— start Supplied records —
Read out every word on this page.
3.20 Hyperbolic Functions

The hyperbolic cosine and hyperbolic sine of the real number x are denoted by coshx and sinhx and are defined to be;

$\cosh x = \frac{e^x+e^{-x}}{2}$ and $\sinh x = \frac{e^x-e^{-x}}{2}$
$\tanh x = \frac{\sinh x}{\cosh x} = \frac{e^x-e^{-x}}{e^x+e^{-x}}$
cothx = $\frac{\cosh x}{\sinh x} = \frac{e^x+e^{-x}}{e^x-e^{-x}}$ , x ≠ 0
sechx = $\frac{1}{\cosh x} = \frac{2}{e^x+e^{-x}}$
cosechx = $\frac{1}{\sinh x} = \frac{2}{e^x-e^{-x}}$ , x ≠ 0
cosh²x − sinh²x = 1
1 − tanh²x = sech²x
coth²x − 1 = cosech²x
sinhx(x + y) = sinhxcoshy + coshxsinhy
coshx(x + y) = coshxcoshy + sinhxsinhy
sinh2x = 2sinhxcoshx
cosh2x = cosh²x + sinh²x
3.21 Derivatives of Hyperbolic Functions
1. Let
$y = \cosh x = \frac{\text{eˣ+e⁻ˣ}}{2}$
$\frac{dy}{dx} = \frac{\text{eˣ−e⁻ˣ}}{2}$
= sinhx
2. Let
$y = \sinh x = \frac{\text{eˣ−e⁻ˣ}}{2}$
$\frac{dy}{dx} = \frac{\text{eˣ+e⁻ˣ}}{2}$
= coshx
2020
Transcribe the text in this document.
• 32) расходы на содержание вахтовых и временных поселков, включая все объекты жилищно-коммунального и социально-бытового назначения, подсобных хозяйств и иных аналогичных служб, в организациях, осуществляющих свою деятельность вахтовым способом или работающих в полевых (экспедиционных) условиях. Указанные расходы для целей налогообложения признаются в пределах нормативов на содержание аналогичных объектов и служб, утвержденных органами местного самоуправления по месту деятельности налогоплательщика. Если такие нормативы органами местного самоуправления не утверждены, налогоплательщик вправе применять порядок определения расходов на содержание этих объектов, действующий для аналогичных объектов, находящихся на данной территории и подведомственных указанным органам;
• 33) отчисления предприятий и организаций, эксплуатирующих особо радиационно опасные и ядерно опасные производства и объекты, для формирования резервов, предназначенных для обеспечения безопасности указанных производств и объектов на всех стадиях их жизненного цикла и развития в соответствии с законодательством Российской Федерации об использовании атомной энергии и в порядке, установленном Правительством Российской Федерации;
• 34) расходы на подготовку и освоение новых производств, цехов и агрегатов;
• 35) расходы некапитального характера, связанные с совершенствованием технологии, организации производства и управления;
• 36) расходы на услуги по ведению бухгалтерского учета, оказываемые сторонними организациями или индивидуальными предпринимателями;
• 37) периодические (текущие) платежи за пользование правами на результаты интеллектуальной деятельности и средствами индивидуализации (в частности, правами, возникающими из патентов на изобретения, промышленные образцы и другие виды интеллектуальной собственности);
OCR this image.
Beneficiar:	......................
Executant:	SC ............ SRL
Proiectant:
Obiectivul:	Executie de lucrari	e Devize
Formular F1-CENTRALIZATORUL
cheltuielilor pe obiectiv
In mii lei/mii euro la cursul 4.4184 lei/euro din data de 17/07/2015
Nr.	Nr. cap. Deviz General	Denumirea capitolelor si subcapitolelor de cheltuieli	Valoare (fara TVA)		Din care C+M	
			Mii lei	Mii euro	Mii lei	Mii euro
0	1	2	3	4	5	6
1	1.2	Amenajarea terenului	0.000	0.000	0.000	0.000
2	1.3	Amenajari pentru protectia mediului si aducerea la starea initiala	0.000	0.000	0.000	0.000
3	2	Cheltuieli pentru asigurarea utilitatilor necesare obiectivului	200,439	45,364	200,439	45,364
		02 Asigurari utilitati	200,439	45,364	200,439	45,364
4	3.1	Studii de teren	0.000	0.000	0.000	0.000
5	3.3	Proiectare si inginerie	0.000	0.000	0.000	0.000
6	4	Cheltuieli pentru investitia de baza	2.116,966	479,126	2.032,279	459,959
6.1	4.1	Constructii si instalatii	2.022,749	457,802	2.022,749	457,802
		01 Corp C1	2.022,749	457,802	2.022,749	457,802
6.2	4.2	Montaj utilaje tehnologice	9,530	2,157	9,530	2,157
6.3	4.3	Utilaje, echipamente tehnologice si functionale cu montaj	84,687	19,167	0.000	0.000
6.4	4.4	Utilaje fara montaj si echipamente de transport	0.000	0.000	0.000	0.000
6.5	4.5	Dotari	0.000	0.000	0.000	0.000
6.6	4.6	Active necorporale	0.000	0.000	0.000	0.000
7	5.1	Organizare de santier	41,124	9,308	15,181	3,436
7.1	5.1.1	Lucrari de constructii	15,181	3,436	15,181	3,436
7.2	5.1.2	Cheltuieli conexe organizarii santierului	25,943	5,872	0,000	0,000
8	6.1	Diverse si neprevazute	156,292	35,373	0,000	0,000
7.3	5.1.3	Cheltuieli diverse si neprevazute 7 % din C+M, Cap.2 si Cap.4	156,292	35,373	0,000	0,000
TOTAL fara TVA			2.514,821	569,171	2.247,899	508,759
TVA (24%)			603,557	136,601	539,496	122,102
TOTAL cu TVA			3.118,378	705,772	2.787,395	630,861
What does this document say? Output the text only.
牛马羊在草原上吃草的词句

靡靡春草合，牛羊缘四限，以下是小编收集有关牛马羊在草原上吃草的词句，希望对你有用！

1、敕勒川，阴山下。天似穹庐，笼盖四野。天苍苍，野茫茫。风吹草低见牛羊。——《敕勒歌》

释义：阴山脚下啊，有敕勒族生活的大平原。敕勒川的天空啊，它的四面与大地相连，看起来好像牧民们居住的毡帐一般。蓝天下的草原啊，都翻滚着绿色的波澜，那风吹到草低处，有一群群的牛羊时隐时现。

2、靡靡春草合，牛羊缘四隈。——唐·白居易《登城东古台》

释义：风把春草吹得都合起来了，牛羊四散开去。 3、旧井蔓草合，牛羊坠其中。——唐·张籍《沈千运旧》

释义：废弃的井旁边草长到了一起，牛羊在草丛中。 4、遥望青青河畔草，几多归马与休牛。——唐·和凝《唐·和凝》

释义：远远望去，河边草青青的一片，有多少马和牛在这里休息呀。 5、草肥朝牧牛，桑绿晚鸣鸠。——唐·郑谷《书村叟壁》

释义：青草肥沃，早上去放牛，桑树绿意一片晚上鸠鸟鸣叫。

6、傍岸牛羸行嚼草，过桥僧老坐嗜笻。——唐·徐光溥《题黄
— end Supplied records —
◆ **Goal of the exercise**
Show the lines where the word "text" appears in the entries.

◆ **Task answer**
$y = \cosh x = \frac{\text{eˣ+e⁻ˣ}}{2}$
$\frac{dy}{dx} = \frac{\text{eˣ−e⁻ˣ}}{2}$
$y = \sinh x = \frac{\text{eˣ−e⁻ˣ}}{2}$
$\frac{dy}{dx} = \frac{\text{eˣ+e⁻ˣ}}{2}$
Transcribe the text in this document.
What does this document say? Output the text only.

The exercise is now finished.